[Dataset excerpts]
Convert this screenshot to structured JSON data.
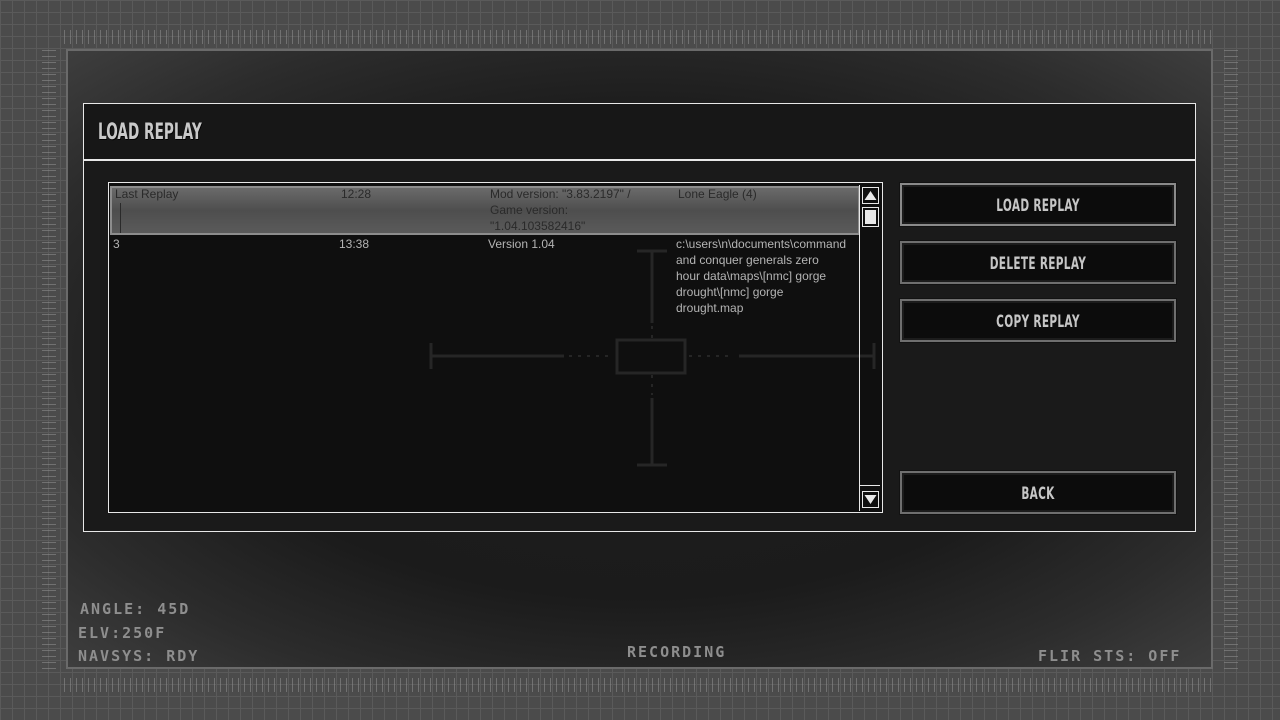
{
  "dialog": {
    "title": "LOAD REPLAY"
  },
  "replays": {
    "selected": {
      "name": "Last Replay",
      "time": "12:28",
      "version": "Mod version: \"3.83.2197\" /\n Game version:\n \"1.04.103582416\"",
      "map": "Lone Eagle (4)"
    },
    "rows": [
      {
        "name": "3",
        "time": "13:38",
        "version": "Version 1.04",
        "map": "c:\\users\\n\\documents\\command\n and conquer generals zero\n hour data\\maps\\[nmc] gorge\n drought\\[nmc] gorge\n drought.map"
      }
    ]
  },
  "buttons": {
    "load": "LOAD REPLAY",
    "delete": "DELETE REPLAY",
    "copy": "COPY REPLAY",
    "back": "BACK"
  },
  "hud": {
    "angle": "ANGLE: 45D",
    "elevation": "ELV:250F",
    "navsys": "NAVSYS: RDY",
    "status": "RECORDING",
    "flir": "FLIR STS: OFF"
  },
  "icons": {
    "scroll_up": "triangle-up-icon",
    "scroll_down": "triangle-down-icon"
  }
}
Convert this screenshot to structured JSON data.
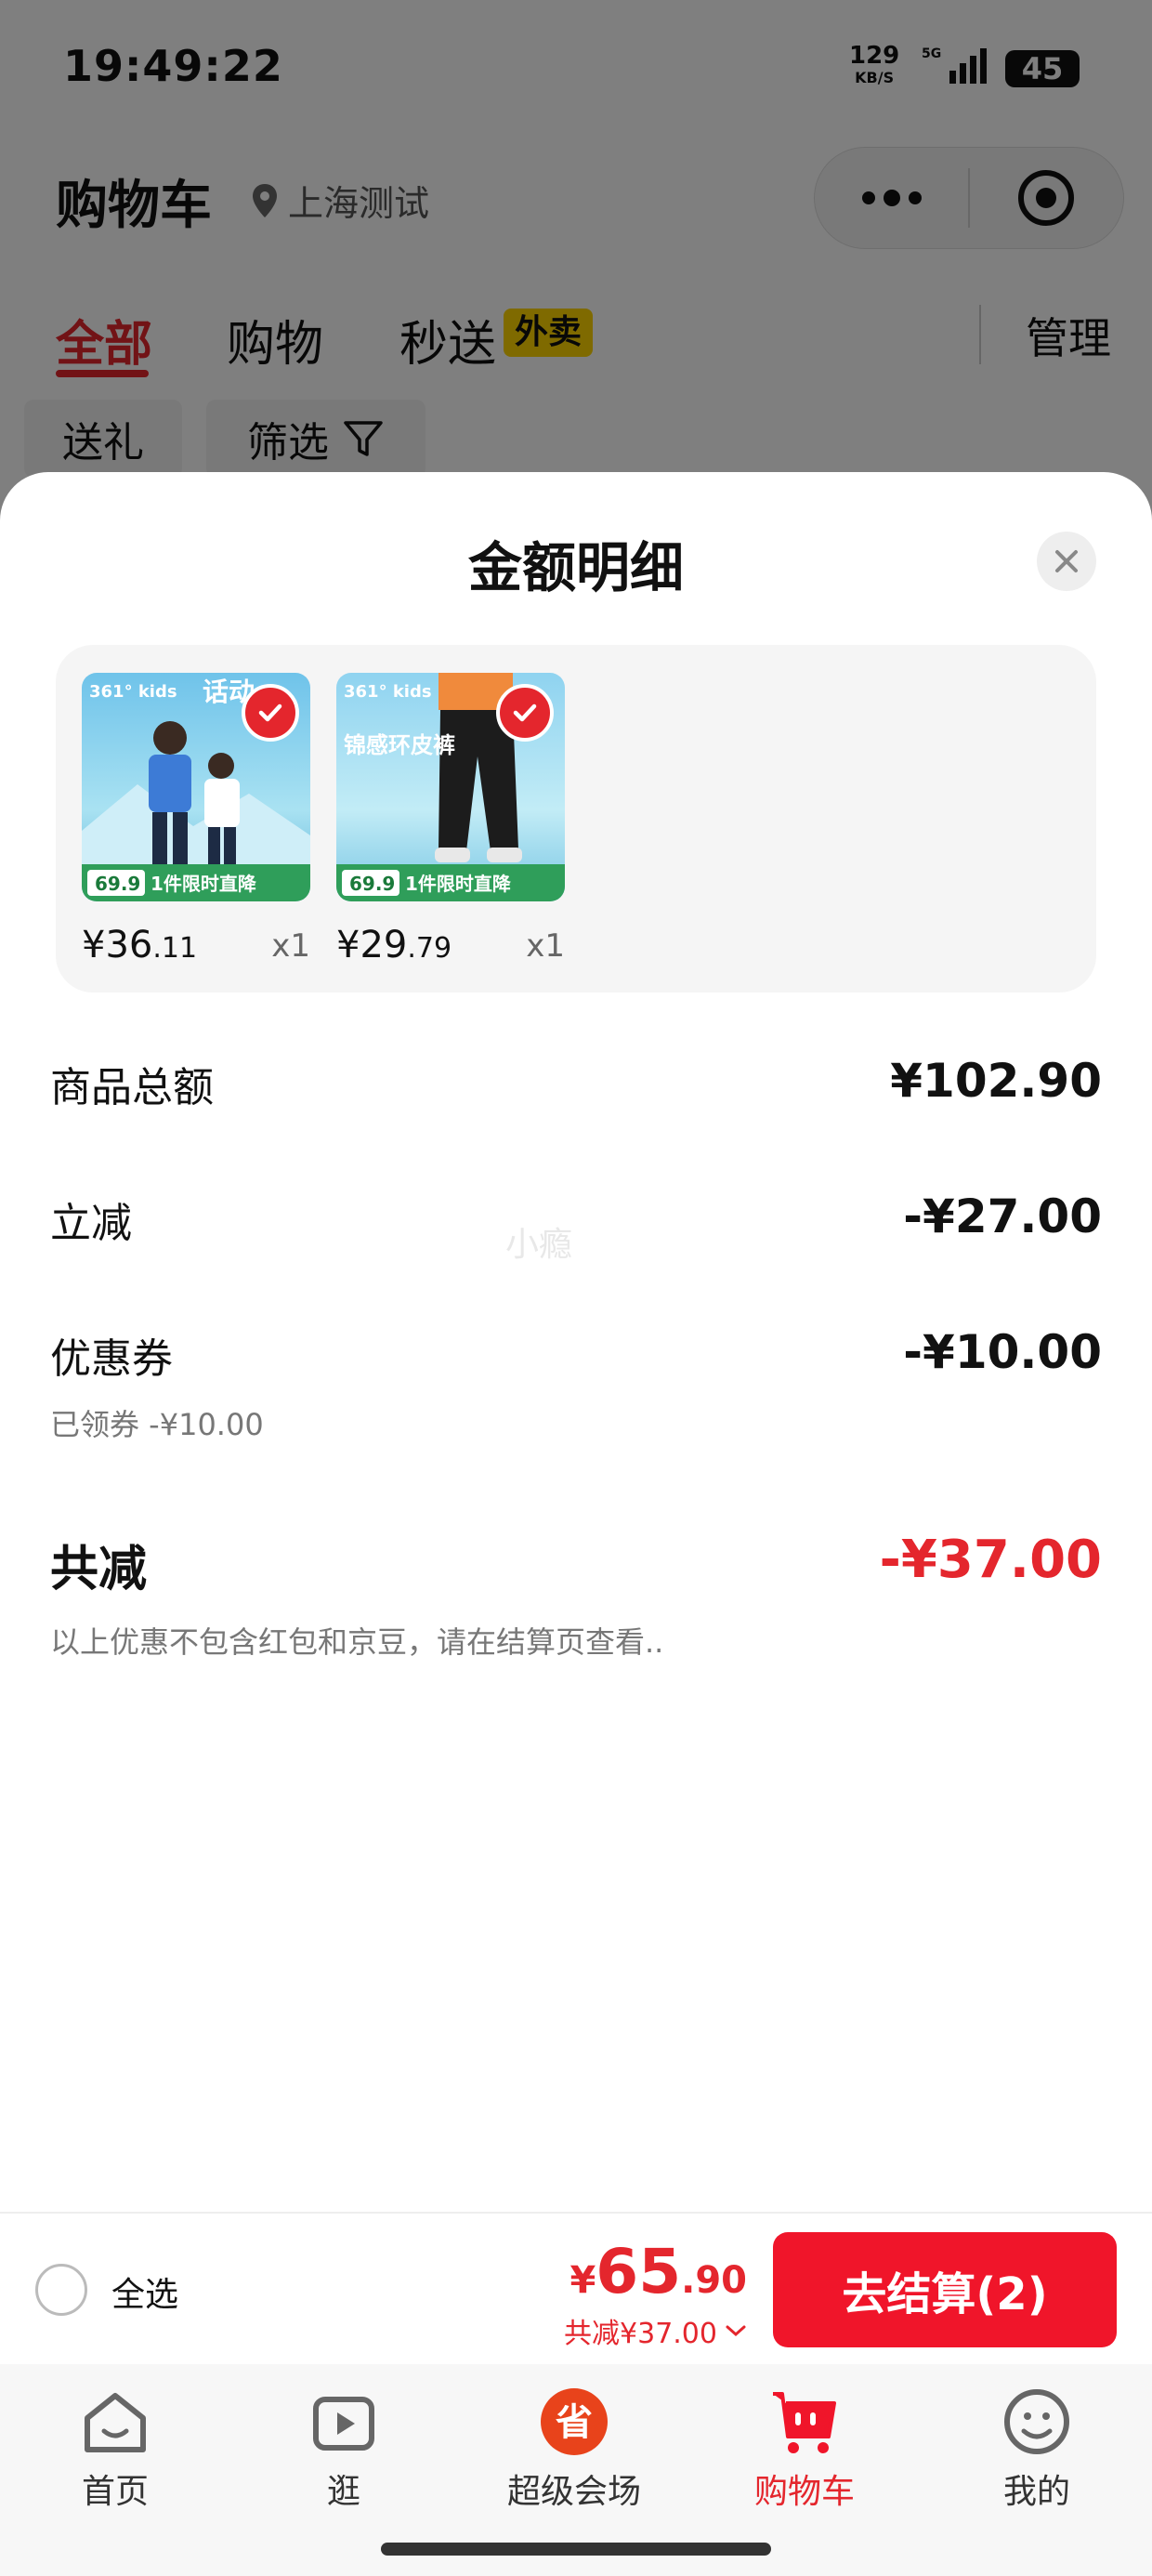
{
  "status_bar": {
    "time": "19:49:22",
    "net_speed": "129",
    "net_unit": "KB/S",
    "network": "5G",
    "battery": "45"
  },
  "header": {
    "title": "购物车",
    "location": "上海测试"
  },
  "tabs": [
    {
      "label": "全部"
    },
    {
      "label": "购物"
    },
    {
      "label": "秒送"
    }
  ],
  "tab_badge": "外卖",
  "manage_label": "管理",
  "chips": [
    {
      "label": "送礼"
    },
    {
      "label": "筛选"
    }
  ],
  "sheet": {
    "title": "金额明细",
    "products": [
      {
        "price_int": "¥36",
        "price_dec": ".11",
        "qty": "x1",
        "promo_price": "69.9",
        "promo_text": "1件限时直降",
        "brand": "361° kids",
        "headline": "话动"
      },
      {
        "price_int": "¥29",
        "price_dec": ".79",
        "qty": "x1",
        "promo_price": "69.9",
        "promo_text": "1件限时直降",
        "brand": "361° kids",
        "headline": "锦感环皮裤"
      }
    ],
    "rows": {
      "subtotal": {
        "label": "商品总额",
        "value": "¥102.90"
      },
      "instant": {
        "label": "立减",
        "value": "-¥27.00"
      },
      "coupon": {
        "label": "优惠券",
        "value": "-¥10.00",
        "sub": "已领券 -¥10.00"
      },
      "total": {
        "label": "共减",
        "value": "-¥37.00"
      }
    },
    "watermark": "小瘾",
    "note": "以上优惠不包含红包和京豆，请在结算页查看.."
  },
  "bottom_bar": {
    "select_all": "全选",
    "price_yen": "¥",
    "price_int": "65",
    "price_dec": ".90",
    "saving": "共减¥37.00",
    "checkout": "去结算(2)"
  },
  "nav": [
    {
      "label": "首页",
      "icon": "home-icon"
    },
    {
      "label": "逛",
      "icon": "video-icon"
    },
    {
      "label": "超级会场",
      "icon": "super-venue-icon"
    },
    {
      "label": "购物车",
      "icon": "cart-icon"
    },
    {
      "label": "我的",
      "icon": "profile-icon"
    }
  ],
  "colors": {
    "accent": "#e4262d",
    "checkout": "#f0152a",
    "badge": "#ffd400"
  }
}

### Goal
Filter the listing above by the word "title"; copy each line that passes.

### Result of this task
    "title": "LOAD REPLAY"
    "title": "购物车",
    "title": "金额明细",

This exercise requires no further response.